Material to process =
####################

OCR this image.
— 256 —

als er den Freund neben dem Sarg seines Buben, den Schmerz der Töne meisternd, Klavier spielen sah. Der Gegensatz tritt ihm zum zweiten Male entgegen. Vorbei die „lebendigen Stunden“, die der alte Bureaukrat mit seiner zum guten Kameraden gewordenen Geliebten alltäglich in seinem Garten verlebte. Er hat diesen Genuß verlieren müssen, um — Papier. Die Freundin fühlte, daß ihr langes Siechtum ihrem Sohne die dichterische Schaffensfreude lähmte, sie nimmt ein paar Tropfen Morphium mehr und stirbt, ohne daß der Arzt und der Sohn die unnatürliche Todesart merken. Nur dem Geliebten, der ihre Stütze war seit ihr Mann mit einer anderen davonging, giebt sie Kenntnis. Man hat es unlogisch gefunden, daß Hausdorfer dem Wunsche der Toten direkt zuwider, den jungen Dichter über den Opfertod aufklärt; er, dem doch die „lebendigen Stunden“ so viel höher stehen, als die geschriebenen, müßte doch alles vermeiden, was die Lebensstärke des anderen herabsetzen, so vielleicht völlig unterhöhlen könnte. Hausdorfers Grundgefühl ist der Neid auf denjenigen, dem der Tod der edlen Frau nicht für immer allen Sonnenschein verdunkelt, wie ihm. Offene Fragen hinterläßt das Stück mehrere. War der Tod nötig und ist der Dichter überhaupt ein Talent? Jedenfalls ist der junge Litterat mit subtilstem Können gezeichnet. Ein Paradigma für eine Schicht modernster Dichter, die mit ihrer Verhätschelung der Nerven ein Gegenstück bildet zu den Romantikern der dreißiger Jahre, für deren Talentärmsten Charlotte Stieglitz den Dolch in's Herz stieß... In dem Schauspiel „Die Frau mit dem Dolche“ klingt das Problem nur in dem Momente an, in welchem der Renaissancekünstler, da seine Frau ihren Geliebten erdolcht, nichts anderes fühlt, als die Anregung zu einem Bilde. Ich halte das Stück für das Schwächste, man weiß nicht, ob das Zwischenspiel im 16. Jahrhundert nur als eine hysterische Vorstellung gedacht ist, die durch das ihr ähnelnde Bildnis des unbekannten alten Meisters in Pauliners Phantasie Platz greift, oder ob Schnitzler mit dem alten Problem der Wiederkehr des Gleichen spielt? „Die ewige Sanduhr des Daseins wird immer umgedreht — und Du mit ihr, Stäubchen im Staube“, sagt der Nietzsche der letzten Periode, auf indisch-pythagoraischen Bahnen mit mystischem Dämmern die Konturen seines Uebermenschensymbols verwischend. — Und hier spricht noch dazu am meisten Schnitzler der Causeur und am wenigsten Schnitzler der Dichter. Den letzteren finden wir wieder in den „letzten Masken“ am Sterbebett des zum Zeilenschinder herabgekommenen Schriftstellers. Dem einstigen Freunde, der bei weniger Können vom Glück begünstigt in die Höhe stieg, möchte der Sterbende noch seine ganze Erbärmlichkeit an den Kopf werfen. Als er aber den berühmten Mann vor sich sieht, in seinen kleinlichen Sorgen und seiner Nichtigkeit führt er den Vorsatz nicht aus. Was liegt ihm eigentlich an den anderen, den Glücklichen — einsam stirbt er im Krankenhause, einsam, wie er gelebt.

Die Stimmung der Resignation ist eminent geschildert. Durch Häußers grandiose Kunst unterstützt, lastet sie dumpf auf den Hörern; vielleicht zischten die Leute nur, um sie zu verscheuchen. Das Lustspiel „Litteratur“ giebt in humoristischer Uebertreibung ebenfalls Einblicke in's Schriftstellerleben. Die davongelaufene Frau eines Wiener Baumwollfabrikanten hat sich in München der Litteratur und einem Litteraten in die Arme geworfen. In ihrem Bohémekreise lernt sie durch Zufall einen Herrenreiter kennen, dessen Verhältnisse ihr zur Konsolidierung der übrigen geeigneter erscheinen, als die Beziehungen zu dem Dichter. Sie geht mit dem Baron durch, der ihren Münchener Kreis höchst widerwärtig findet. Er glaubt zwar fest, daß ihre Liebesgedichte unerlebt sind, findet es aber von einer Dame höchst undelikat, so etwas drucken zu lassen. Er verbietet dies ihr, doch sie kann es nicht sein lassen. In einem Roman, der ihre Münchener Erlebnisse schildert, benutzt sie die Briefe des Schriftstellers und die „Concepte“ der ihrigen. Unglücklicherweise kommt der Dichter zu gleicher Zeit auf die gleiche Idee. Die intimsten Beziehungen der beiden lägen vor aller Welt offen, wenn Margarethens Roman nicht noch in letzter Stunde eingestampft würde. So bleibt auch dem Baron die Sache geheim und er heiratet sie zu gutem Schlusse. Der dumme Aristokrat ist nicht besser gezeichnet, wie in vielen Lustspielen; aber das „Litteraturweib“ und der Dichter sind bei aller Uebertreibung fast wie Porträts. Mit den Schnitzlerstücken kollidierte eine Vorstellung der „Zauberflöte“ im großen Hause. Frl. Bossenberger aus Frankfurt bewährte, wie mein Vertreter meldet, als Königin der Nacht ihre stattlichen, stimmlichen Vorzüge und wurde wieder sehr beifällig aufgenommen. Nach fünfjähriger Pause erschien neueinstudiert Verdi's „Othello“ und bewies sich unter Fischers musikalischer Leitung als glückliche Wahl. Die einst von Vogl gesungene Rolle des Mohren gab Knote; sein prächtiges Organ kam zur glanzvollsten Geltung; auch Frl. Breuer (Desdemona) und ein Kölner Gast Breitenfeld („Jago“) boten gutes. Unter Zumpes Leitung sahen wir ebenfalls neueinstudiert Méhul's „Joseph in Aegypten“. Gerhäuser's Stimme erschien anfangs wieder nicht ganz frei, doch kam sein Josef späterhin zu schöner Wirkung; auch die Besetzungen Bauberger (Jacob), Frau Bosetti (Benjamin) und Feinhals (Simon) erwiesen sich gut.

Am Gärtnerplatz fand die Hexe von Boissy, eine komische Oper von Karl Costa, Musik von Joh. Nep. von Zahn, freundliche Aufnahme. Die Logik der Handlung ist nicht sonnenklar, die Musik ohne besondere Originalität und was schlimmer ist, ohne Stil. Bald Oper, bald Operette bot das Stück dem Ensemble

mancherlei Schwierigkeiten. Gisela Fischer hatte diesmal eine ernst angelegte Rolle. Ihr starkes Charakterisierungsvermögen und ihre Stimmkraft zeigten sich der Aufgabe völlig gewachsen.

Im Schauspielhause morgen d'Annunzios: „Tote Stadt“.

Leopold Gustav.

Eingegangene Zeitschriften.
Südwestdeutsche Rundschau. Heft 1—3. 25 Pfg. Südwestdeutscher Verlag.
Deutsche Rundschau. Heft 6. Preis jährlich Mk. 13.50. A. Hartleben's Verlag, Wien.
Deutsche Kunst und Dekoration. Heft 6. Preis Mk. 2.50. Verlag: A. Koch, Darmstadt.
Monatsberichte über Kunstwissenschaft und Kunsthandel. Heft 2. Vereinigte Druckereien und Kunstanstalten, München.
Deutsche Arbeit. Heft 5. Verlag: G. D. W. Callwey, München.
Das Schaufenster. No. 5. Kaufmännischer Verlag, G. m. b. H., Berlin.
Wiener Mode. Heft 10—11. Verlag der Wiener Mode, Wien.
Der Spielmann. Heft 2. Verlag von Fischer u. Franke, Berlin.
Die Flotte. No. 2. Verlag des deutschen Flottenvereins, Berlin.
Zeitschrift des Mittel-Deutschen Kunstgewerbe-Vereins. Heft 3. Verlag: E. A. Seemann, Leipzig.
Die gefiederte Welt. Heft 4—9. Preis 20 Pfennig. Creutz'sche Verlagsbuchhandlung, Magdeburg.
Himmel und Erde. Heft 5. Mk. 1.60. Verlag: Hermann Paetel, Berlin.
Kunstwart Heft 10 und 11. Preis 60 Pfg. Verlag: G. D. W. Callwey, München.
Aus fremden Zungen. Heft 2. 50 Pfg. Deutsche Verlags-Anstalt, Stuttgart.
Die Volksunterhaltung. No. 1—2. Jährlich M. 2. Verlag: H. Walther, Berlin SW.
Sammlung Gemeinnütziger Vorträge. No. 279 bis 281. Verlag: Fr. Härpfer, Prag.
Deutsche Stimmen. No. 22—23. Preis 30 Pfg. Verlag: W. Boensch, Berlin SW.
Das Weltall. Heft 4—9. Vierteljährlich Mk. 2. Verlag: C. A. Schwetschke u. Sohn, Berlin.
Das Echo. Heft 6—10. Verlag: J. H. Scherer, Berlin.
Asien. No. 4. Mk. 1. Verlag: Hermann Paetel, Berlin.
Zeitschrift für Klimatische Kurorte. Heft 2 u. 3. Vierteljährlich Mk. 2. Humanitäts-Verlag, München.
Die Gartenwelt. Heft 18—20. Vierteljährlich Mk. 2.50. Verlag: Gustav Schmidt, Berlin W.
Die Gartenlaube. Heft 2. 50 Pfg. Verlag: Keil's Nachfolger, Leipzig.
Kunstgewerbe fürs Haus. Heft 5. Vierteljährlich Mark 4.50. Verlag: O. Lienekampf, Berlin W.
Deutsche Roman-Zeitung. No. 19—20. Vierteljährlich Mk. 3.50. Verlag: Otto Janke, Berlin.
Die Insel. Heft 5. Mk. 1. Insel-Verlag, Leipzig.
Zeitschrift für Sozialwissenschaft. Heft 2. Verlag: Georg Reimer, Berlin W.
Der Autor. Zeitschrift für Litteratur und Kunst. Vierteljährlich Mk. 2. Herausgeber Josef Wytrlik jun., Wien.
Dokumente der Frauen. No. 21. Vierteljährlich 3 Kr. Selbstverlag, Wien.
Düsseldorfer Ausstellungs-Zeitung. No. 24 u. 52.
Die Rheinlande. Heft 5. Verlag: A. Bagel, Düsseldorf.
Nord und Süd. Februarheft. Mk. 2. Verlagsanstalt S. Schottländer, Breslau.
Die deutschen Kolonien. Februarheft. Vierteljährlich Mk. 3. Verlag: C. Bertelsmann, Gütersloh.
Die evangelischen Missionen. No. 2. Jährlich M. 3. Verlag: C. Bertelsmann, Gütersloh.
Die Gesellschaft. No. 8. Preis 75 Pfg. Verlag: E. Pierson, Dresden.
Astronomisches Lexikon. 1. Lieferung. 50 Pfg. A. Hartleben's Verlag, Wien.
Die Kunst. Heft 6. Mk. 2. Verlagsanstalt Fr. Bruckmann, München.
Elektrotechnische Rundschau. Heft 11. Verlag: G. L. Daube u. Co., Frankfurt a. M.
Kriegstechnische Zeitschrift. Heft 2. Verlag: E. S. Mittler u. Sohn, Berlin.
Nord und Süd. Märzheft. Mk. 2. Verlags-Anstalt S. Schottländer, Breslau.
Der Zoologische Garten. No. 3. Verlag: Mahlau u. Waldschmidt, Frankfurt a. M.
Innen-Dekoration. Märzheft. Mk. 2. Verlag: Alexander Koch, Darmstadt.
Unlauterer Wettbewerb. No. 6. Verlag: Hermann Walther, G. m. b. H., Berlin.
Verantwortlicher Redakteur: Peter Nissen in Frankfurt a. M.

####################

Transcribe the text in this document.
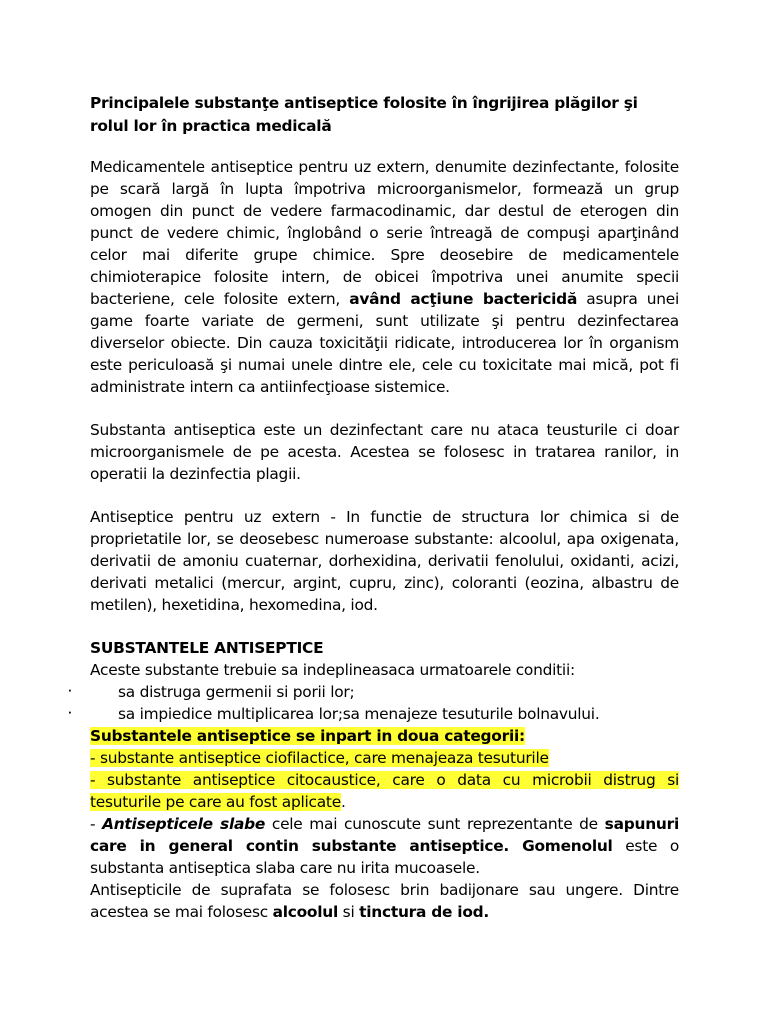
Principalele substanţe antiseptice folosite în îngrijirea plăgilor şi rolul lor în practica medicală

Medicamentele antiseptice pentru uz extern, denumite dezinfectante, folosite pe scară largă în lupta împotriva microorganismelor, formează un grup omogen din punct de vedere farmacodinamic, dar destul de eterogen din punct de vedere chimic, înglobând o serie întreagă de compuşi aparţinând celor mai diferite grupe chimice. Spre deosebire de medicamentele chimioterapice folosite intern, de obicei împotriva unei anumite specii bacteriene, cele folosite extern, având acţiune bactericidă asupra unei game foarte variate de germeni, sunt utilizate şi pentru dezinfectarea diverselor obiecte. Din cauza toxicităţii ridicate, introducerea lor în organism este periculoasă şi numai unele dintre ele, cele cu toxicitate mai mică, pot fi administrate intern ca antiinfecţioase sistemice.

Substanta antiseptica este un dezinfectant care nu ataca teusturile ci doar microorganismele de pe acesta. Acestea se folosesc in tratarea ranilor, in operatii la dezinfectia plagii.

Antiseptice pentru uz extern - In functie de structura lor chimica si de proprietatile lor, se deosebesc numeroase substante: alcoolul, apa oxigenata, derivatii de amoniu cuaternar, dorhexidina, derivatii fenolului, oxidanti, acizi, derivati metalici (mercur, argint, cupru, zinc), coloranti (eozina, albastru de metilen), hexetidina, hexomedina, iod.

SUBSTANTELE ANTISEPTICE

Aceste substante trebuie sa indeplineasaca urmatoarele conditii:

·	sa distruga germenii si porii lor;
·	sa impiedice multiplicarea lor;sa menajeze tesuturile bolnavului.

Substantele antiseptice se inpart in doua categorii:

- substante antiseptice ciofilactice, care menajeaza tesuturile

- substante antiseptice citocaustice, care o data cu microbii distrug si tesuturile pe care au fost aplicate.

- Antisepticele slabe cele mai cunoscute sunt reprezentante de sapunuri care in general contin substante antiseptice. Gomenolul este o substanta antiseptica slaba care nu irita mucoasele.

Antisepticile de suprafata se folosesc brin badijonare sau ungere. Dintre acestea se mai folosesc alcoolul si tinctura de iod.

####################

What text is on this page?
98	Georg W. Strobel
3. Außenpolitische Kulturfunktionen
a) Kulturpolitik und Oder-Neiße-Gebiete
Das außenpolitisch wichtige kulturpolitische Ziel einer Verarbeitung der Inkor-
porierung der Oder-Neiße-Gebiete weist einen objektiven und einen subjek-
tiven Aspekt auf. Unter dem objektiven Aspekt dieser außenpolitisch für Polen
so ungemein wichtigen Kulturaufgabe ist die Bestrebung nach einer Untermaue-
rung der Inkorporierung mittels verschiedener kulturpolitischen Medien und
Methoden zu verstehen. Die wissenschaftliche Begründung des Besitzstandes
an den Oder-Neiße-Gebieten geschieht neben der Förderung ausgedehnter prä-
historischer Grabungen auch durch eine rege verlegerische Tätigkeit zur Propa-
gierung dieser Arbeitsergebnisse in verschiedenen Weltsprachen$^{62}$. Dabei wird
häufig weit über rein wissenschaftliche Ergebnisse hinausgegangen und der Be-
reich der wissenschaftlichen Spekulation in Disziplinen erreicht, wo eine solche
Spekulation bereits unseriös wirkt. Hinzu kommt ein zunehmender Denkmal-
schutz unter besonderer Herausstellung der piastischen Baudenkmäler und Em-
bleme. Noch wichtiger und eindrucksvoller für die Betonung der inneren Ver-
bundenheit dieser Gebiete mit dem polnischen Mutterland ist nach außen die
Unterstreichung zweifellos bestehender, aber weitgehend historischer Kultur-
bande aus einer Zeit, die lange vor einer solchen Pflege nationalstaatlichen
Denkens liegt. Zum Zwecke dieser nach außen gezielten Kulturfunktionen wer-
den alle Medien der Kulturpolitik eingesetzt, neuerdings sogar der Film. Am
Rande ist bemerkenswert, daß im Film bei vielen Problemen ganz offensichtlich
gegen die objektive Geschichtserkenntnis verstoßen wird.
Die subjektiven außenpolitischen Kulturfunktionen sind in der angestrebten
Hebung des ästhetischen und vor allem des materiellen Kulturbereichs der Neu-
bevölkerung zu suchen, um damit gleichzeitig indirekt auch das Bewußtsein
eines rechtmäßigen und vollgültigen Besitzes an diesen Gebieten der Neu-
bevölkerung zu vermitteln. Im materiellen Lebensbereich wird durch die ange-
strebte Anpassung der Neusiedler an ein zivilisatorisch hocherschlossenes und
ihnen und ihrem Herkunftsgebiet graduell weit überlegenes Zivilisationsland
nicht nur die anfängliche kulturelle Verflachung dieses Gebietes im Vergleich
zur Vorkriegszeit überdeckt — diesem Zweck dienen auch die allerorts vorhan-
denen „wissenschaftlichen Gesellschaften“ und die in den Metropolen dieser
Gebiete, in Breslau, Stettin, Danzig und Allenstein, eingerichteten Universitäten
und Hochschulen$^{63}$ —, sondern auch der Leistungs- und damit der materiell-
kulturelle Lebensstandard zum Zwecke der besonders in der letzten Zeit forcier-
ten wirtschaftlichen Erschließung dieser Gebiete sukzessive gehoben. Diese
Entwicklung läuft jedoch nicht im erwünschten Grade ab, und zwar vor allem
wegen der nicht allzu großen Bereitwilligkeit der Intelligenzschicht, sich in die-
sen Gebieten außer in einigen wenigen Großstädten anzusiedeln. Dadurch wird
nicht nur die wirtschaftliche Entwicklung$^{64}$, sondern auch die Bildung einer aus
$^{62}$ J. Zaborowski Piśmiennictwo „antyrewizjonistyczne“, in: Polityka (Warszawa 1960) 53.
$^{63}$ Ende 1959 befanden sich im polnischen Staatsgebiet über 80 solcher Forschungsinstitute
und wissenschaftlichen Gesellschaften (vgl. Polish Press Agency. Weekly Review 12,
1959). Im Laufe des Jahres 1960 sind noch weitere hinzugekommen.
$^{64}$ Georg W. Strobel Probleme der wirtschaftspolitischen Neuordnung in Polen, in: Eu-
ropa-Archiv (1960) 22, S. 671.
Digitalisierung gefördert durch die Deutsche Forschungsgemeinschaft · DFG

####################

Action item = Pull out all lines from the entries above that include the word "Märzheft".

Task result =
Nord und Süd. Märzheft. Mk. 2. Verlags-Anstalt S. Schottländer, Breslau.
Innen-Dekoration. Märzheft. Mk. 2. Verlag: Alexander Koch, Darmstadt.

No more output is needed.